* _What you should do_: Find the string "artists" and gather every line that holds it.

* _Records for the exercise_:
========
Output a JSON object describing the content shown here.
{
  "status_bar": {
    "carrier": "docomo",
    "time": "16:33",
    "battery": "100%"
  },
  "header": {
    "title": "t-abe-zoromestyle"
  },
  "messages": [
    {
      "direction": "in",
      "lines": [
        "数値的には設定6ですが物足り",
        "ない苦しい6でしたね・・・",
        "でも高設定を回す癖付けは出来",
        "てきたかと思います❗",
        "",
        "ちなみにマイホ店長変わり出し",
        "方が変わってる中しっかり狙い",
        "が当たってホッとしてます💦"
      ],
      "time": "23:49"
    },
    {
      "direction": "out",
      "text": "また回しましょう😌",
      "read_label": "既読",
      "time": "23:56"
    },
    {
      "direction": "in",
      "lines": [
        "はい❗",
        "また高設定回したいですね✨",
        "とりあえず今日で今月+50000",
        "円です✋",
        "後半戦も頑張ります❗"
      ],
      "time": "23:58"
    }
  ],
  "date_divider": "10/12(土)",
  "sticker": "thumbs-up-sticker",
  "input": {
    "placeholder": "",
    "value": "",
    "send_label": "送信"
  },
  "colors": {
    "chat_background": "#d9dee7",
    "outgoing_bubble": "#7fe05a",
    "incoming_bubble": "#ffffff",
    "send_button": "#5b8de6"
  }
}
========
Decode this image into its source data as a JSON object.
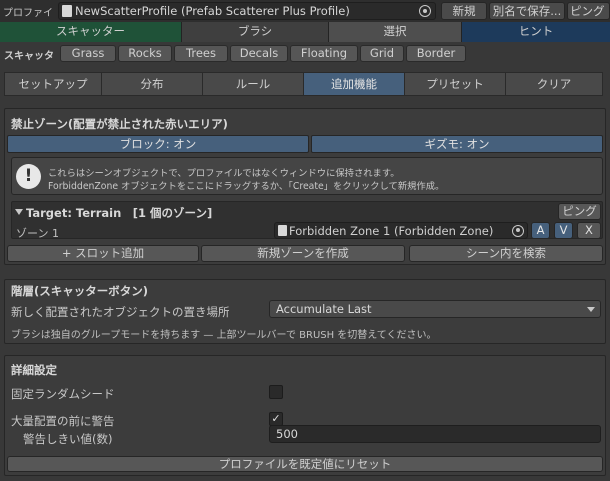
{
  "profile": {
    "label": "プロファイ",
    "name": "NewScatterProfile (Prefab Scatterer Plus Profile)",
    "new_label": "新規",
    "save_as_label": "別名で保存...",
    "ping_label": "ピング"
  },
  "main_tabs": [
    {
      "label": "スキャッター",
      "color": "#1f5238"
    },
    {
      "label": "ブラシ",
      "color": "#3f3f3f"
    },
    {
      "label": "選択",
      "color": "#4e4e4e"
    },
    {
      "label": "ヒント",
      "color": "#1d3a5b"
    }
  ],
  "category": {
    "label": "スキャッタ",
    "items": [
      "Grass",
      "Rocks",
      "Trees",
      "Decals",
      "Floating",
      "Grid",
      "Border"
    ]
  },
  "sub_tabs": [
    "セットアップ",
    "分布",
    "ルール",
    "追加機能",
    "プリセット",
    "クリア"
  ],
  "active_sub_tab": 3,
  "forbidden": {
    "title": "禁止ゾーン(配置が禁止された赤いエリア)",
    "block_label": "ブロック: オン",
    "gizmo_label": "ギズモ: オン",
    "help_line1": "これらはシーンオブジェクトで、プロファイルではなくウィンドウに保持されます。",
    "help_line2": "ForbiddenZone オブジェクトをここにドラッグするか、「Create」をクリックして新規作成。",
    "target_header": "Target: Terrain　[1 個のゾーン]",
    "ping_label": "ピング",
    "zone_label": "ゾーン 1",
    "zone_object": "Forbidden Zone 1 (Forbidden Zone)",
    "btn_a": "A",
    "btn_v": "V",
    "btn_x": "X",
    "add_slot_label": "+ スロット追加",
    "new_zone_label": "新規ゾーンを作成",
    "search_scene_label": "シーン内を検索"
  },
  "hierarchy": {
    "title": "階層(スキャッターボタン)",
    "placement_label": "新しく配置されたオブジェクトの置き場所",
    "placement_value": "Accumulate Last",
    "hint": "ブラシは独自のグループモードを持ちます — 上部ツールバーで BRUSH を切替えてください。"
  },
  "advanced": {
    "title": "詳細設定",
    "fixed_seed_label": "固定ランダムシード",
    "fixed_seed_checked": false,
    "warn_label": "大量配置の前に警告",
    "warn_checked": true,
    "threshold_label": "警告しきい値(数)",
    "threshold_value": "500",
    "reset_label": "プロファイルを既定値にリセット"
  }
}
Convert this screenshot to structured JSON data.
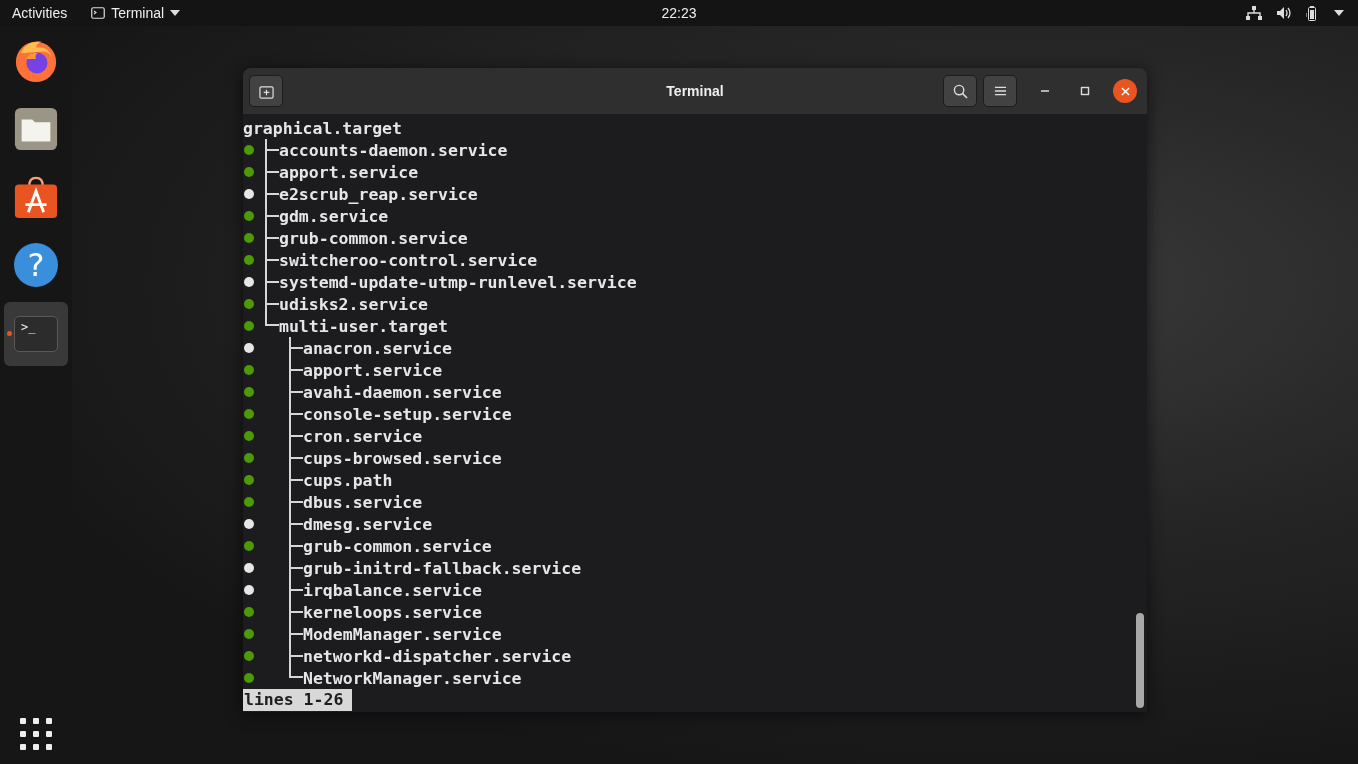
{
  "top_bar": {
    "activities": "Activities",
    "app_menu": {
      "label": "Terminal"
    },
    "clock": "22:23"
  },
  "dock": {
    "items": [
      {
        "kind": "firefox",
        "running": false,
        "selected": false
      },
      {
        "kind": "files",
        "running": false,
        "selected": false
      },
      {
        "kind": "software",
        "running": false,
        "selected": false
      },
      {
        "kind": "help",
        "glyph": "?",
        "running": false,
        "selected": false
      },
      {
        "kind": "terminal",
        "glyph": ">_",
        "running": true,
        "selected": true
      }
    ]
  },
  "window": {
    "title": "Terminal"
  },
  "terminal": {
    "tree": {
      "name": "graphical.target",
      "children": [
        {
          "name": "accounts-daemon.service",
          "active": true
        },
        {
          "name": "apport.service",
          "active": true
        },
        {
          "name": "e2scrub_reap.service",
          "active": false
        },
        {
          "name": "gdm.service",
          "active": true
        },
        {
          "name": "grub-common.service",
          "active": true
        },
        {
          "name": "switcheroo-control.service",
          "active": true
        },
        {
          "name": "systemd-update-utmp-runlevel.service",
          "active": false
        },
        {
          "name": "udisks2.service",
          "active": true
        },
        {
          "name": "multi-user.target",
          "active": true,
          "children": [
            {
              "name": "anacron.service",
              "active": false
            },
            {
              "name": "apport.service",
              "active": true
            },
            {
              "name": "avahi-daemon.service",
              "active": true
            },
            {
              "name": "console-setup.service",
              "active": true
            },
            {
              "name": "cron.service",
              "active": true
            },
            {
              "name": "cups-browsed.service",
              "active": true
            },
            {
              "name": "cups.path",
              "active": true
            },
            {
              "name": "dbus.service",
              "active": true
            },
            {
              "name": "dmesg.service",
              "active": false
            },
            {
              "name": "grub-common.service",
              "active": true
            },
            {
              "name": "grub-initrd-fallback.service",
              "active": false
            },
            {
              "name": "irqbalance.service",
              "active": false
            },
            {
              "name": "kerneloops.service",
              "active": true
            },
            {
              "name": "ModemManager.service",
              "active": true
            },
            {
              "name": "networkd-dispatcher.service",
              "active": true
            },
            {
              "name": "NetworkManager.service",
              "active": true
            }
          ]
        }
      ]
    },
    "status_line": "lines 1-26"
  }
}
========
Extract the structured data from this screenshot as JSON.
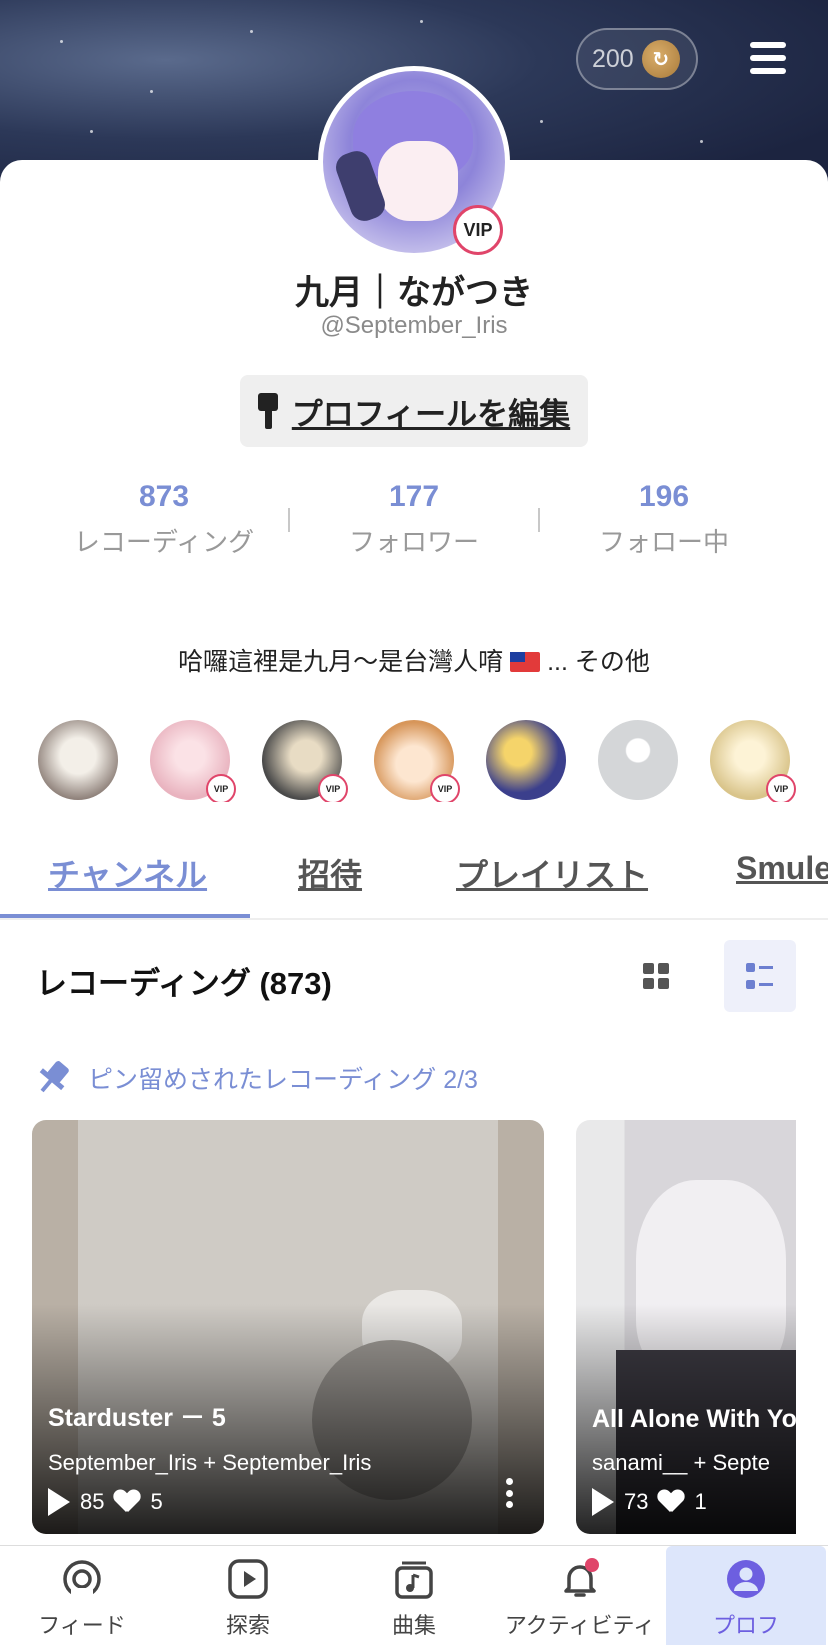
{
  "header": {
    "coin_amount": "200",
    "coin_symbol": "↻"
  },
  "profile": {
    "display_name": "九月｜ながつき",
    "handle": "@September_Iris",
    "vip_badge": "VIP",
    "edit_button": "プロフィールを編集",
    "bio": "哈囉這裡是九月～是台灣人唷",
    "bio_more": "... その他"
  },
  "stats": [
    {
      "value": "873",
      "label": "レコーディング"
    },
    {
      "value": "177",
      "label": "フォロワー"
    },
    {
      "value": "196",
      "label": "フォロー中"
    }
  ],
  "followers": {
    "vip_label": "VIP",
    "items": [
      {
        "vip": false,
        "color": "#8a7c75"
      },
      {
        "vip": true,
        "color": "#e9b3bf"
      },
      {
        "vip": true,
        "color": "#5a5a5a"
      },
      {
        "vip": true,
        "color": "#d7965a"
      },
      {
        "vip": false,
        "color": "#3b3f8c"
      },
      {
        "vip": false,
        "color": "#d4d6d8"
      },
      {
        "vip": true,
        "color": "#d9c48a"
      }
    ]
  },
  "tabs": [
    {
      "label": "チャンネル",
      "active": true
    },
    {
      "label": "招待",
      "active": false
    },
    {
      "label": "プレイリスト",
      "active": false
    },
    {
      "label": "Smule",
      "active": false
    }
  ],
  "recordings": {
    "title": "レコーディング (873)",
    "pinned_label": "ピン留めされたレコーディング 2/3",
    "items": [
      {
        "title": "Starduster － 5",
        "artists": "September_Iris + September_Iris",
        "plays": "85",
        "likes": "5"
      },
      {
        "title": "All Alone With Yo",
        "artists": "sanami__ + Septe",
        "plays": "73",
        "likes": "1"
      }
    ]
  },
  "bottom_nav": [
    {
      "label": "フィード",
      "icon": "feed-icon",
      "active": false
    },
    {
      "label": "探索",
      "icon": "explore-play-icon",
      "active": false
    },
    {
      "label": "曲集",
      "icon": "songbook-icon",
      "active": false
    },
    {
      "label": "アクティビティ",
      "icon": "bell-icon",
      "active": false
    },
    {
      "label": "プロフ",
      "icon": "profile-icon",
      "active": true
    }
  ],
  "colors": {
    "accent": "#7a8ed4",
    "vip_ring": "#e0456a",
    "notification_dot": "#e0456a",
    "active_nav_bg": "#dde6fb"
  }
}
========
* _Solution_:
        "artists": "September_Iris + September_Iris",
        "artists": "sanami__ + Septe",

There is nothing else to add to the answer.